╭──

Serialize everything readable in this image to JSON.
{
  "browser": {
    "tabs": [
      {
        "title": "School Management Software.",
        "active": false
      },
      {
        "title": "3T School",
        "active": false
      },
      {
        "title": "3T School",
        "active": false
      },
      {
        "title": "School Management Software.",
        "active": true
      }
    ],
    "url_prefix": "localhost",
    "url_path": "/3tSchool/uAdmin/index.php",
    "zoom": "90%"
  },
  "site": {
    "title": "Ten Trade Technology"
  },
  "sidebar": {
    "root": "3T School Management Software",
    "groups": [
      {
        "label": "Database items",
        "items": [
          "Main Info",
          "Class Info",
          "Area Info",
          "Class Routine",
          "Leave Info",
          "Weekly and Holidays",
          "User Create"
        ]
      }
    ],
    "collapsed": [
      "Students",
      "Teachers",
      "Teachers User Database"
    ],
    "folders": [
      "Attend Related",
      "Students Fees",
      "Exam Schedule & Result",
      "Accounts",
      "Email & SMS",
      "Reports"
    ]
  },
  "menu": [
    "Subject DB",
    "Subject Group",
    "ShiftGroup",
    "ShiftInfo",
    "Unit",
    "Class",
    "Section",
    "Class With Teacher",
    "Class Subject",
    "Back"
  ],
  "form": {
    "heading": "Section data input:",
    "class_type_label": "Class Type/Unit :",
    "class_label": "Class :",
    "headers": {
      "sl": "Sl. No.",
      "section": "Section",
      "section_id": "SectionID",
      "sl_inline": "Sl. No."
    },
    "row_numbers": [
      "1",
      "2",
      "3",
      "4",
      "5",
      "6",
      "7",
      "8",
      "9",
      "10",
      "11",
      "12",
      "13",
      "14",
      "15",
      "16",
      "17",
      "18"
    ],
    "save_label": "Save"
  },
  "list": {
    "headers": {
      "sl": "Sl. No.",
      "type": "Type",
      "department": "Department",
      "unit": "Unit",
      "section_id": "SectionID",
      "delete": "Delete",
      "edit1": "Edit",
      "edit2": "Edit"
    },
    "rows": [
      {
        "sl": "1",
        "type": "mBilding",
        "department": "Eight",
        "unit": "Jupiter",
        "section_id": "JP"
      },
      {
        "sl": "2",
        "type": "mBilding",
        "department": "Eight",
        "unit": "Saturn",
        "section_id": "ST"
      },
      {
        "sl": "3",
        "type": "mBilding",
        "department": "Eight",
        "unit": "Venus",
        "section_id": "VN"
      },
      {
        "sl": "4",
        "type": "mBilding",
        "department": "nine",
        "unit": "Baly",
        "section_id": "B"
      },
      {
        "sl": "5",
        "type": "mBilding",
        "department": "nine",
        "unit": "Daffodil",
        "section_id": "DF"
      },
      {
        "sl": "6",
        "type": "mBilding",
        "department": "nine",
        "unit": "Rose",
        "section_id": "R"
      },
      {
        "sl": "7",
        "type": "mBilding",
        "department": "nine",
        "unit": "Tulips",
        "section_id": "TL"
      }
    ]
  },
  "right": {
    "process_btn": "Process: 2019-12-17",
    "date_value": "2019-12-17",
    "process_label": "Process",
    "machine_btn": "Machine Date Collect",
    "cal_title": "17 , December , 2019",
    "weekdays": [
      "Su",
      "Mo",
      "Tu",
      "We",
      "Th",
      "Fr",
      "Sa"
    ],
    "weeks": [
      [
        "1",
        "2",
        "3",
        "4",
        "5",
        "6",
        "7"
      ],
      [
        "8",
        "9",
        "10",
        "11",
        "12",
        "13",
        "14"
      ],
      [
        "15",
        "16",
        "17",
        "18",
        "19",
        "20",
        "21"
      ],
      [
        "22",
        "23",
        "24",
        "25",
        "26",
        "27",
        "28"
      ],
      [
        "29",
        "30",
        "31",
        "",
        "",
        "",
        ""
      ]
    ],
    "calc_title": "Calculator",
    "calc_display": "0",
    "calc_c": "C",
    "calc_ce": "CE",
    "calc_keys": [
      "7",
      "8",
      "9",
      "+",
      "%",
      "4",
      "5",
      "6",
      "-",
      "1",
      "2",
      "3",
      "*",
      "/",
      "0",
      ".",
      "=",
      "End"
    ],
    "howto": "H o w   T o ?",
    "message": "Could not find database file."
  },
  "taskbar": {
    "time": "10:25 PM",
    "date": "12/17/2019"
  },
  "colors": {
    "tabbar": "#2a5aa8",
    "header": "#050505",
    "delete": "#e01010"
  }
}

╰──

Restate all of the entries above precisely.

- _COMPLETE OUTPUT_
Serialize everything readable in this image to JSON.
{
  "browser": {
    "tabs": [
      {
        "title": "School Management Software.",
        "active": false
      },
      {
        "title": "3T School",
        "active": false
      },
      {
        "title": "3T School",
        "active": false
      },
      {
        "title": "School Management Software.",
        "active": true
      }
    ],
    "url_prefix": "localhost",
    "url_path": "/3tSchool/uAdmin/index.php",
    "zoom": "90%"
  },
  "site": {
    "title": "Ten Trade Technology"
  },
  "sidebar": {
    "root": "3T School Management Software",
    "groups": [
      {
        "label": "Database items",
        "items": [
          "Main Info",
          "Class Info",
          "Area Info",
          "Class Routine",
          "Leave Info",
          "Weekly and Holidays",
          "User Create"
        ]
      }
    ],
    "collapsed": [
      "Students",
      "Teachers",
      "Teachers User Database"
    ],
    "folders": [
      "Attend Related",
      "Students Fees",
      "Exam Schedule & Result",
      "Accounts",
      "Email & SMS",
      "Reports"
    ]
  },
  "menu": [
    "Subject DB",
    "Subject Group",
    "ShiftGroup",
    "ShiftInfo",
    "Unit",
    "Class",
    "Section",
    "Class With Teacher",
    "Class Subject",
    "Back"
  ],
  "form": {
    "heading": "Section data input:",
    "class_type_label": "Class Type/Unit :",
    "class_label": "Class :",
    "headers": {
      "sl": "Sl. No.",
      "section": "Section",
      "section_id": "SectionID",
      "sl_inline": "Sl. No."
    },
    "row_numbers": [
      "1",
      "2",
      "3",
      "4",
      "5",
      "6",
      "7",
      "8",
      "9",
      "10",
      "11",
      "12",
      "13",
      "14",
      "15",
      "16",
      "17",
      "18"
    ],
    "save_label": "Save"
  },
  "list": {
    "headers": {
      "sl": "Sl. No.",
      "type": "Type",
      "department": "Department",
      "unit": "Unit",
      "section_id": "SectionID",
      "delete": "Delete",
      "edit1": "Edit",
      "edit2": "Edit"
    },
    "rows": [
      {
        "sl": "1",
        "type": "mBilding",
        "department": "Eight",
        "unit": "Jupiter",
        "section_id": "JP"
      },
      {
        "sl": "2",
        "type": "mBilding",
        "department": "Eight",
        "unit": "Saturn",
        "section_id": "ST"
      },
      {
        "sl": "3",
        "type": "mBilding",
        "department": "Eight",
        "unit": "Venus",
        "section_id": "VN"
      },
      {
        "sl": "4",
        "type": "mBilding",
        "department": "nine",
        "unit": "Baly",
        "section_id": "B"
      },
      {
        "sl": "5",
        "type": "mBilding",
        "department": "nine",
        "unit": "Daffodil",
        "section_id": "DF"
      },
      {
        "sl": "6",
        "type": "mBilding",
        "department": "nine",
        "unit": "Rose",
        "section_id": "R"
      },
      {
        "sl": "7",
        "type": "mBilding",
        "department": "nine",
        "unit": "Tulips",
        "section_id": "TL"
      }
    ]
  },
  "right": {
    "process_btn": "Process: 2019-12-17",
    "date_value": "2019-12-17",
    "process_label": "Process",
    "machine_btn": "Machine Date Collect",
    "cal_title": "17 , December , 2019",
    "weekdays": [
      "Su",
      "Mo",
      "Tu",
      "We",
      "Th",
      "Fr",
      "Sa"
    ],
    "weeks": [
      [
        "1",
        "2",
        "3",
        "4",
        "5",
        "6",
        "7"
      ],
      [
        "8",
        "9",
        "10",
        "11",
        "12",
        "13",
        "14"
      ],
      [
        "15",
        "16",
        "17",
        "18",
        "19",
        "20",
        "21"
      ],
      [
        "22",
        "23",
        "24",
        "25",
        "26",
        "27",
        "28"
      ],
      [
        "29",
        "30",
        "31",
        "",
        "",
        "",
        ""
      ]
    ],
    "calc_title": "Calculator",
    "calc_display": "0",
    "calc_c": "C",
    "calc_ce": "CE",
    "calc_keys": [
      "7",
      "8",
      "9",
      "+",
      "%",
      "4",
      "5",
      "6",
      "-",
      "1",
      "2",
      "3",
      "*",
      "/",
      "0",
      ".",
      "=",
      "End"
    ],
    "howto": "H o w   T o ?",
    "message": "Could not find database file."
  },
  "taskbar": {
    "time": "10:25 PM",
    "date": "12/17/2019"
  },
  "colors": {
    "tabbar": "#2a5aa8",
    "header": "#050505",
    "delete": "#e01010"
  }
}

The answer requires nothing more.